Exercise: Whenever a line contains the string "arcsec", copy it out of the entries.

--- start ---

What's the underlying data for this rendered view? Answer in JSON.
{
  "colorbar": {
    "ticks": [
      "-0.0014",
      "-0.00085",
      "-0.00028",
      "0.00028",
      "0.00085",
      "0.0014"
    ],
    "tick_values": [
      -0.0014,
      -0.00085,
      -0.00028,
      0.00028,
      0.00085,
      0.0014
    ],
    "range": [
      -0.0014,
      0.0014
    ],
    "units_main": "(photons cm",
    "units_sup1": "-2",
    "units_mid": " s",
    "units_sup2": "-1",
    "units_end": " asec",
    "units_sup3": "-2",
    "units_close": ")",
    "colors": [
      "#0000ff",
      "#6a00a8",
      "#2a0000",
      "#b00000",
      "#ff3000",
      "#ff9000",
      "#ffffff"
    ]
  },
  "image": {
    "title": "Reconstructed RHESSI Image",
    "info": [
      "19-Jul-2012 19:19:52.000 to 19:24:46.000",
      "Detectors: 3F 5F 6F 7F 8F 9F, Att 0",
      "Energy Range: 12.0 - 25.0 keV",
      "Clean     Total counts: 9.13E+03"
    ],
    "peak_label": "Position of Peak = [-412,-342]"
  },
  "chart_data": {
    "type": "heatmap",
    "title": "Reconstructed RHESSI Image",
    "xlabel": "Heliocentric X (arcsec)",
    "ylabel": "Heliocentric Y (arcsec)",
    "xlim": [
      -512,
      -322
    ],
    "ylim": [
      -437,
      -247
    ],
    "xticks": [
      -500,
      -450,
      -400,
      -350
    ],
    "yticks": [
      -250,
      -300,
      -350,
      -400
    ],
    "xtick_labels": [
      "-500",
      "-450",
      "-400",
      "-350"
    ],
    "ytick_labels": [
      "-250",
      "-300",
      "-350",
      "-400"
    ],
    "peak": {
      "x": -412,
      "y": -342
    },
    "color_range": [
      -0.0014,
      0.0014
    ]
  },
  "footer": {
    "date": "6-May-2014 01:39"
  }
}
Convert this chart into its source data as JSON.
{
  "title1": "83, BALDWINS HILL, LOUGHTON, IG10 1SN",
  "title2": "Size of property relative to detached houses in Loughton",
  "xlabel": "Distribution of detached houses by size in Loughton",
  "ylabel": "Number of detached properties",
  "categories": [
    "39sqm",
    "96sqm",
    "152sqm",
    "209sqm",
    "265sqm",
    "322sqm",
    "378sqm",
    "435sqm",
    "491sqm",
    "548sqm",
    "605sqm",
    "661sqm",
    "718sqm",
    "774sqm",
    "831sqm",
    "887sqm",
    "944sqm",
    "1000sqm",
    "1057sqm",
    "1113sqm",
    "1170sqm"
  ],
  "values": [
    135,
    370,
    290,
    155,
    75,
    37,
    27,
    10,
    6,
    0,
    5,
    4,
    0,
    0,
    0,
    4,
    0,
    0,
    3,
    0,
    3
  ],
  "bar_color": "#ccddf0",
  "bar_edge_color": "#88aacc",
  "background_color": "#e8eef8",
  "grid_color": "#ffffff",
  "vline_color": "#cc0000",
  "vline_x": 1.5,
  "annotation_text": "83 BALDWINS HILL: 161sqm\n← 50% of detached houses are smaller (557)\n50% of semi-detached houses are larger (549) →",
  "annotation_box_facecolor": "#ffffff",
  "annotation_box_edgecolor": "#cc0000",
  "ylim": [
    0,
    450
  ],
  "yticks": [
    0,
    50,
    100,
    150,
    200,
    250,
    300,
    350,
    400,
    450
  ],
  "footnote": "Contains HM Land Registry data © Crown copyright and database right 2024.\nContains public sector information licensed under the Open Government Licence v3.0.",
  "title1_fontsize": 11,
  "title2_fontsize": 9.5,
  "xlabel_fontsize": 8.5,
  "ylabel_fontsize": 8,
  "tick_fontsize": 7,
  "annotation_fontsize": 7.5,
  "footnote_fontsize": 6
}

--- end ---
--- start ---

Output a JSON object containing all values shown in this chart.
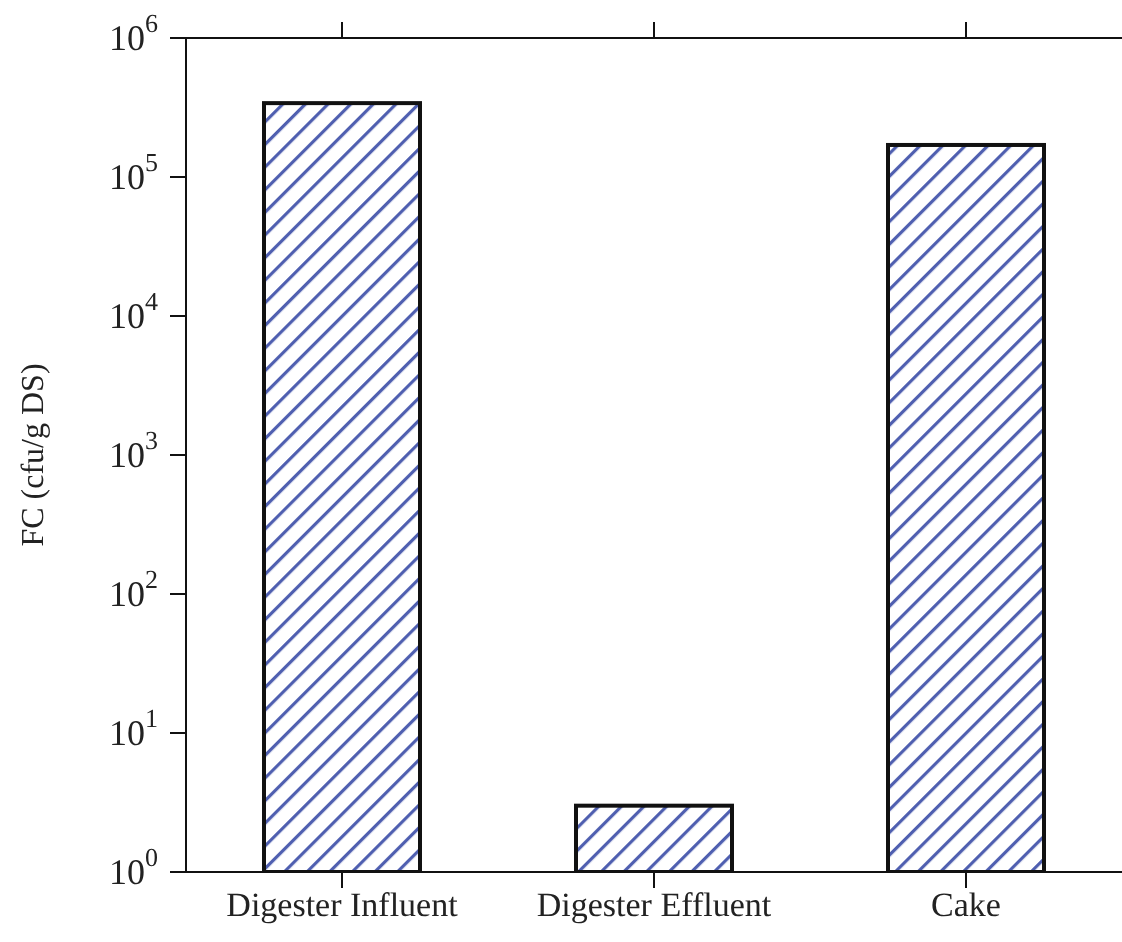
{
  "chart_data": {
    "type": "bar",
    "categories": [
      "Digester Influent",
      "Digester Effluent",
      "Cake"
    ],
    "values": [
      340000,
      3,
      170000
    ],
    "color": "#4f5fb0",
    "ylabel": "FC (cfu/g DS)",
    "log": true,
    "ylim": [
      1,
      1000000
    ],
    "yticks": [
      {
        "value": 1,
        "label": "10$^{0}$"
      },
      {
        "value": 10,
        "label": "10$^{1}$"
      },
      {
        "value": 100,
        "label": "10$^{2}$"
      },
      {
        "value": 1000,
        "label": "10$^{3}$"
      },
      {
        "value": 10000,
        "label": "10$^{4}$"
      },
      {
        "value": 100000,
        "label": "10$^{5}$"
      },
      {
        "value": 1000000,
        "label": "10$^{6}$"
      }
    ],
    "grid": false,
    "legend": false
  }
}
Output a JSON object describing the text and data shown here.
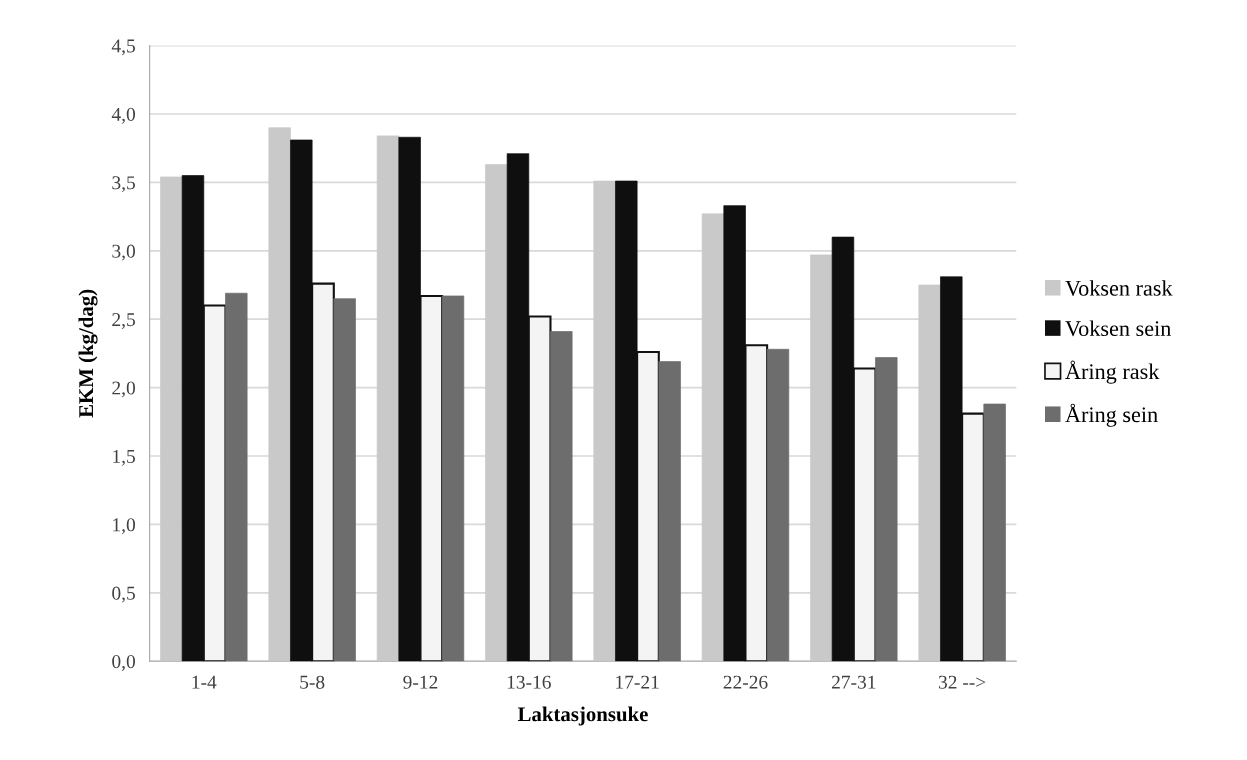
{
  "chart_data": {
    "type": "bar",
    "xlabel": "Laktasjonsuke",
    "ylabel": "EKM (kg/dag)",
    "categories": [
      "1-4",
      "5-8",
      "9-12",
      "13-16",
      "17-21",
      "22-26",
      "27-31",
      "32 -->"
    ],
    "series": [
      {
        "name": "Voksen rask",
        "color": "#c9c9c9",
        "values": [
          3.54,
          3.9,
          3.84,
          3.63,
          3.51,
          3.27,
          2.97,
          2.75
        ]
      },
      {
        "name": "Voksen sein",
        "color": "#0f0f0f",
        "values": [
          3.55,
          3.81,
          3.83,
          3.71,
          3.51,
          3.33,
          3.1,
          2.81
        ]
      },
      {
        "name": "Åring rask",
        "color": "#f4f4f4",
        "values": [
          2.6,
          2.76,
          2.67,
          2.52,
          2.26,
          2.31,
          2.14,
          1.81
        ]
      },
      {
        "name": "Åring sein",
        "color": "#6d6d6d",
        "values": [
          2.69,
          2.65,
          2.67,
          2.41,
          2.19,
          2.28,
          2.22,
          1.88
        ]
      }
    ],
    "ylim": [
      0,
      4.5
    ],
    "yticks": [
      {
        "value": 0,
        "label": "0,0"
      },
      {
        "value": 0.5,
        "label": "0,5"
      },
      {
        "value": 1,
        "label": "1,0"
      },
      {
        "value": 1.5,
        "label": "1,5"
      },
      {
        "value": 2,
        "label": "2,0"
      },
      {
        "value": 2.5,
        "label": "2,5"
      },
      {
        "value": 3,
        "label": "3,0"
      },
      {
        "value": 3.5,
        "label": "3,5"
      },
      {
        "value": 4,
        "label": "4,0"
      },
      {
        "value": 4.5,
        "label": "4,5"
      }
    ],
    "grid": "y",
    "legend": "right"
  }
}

--- end ---

Exercise result:
    "xlabel": "Heliocentric X (arcsec)",
    "ylabel": "Heliocentric Y (arcsec)",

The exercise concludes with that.